- To do -
Copy out all the records exactly.

───── Recorded data ─────

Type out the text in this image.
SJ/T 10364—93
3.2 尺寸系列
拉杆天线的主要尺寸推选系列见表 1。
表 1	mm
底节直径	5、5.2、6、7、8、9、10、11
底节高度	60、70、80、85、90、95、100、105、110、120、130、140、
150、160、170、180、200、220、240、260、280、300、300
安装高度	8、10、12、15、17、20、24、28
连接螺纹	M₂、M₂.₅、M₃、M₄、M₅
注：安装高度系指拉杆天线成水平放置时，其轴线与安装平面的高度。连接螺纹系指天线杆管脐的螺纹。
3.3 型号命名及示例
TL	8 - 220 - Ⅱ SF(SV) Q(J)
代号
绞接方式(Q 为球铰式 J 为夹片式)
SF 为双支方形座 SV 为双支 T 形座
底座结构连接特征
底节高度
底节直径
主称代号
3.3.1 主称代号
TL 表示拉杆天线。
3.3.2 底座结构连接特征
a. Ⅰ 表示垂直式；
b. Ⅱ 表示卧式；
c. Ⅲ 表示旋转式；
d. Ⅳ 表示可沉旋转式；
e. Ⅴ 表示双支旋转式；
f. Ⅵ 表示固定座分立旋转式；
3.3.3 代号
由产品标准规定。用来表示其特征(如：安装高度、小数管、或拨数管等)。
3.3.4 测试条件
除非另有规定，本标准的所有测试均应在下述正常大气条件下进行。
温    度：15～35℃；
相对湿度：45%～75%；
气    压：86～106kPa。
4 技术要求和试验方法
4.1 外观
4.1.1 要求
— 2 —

─────

- Problem solution -
Type out the text in this image.
SJ/T 10364—93
3.2 尺寸系列
拉杆天线的主要尺寸推选系列见表 1。
表 1	mm
底节直径	5、5.2、6、7、8、9、10、11
底节高度	60、70、80、85、90、95、100、105、110、120、130、140、
150、160、170、180、200、220、240、260、280、300、300
安装高度	8、10、12、15、17、20、24、28
连接螺纹	M₂、M₂.₅、M₃、M₄、M₅
注：安装高度系指拉杆天线成水平放置时，其轴线与安装平面的高度。连接螺纹系指天线杆管脐的螺纹。
3.3 型号命名及示例
TL	8 - 220 - Ⅱ SF(SV) Q(J)
代号
绞接方式(Q 为球铰式 J 为夹片式)
SF 为双支方形座 SV 为双支 T 形座
底座结构连接特征
底节高度
底节直径
主称代号
3.3.1 主称代号
TL 表示拉杆天线。
3.3.2 底座结构连接特征
a. Ⅰ 表示垂直式；
b. Ⅱ 表示卧式；
c. Ⅲ 表示旋转式；
d. Ⅳ 表示可沉旋转式；
e. Ⅴ 表示双支旋转式；
f. Ⅵ 表示固定座分立旋转式；
3.3.3 代号
由产品标准规定。用来表示其特征(如：安装高度、小数管、或拨数管等)。
3.3.4 测试条件
除非另有规定，本标准的所有测试均应在下述正常大气条件下进行。
温    度：15～35℃；
相对湿度：45%～75%；
气    压：86～106kPa。
4 技术要求和试验方法
4.1 外观
4.1.1 要求
— 2 —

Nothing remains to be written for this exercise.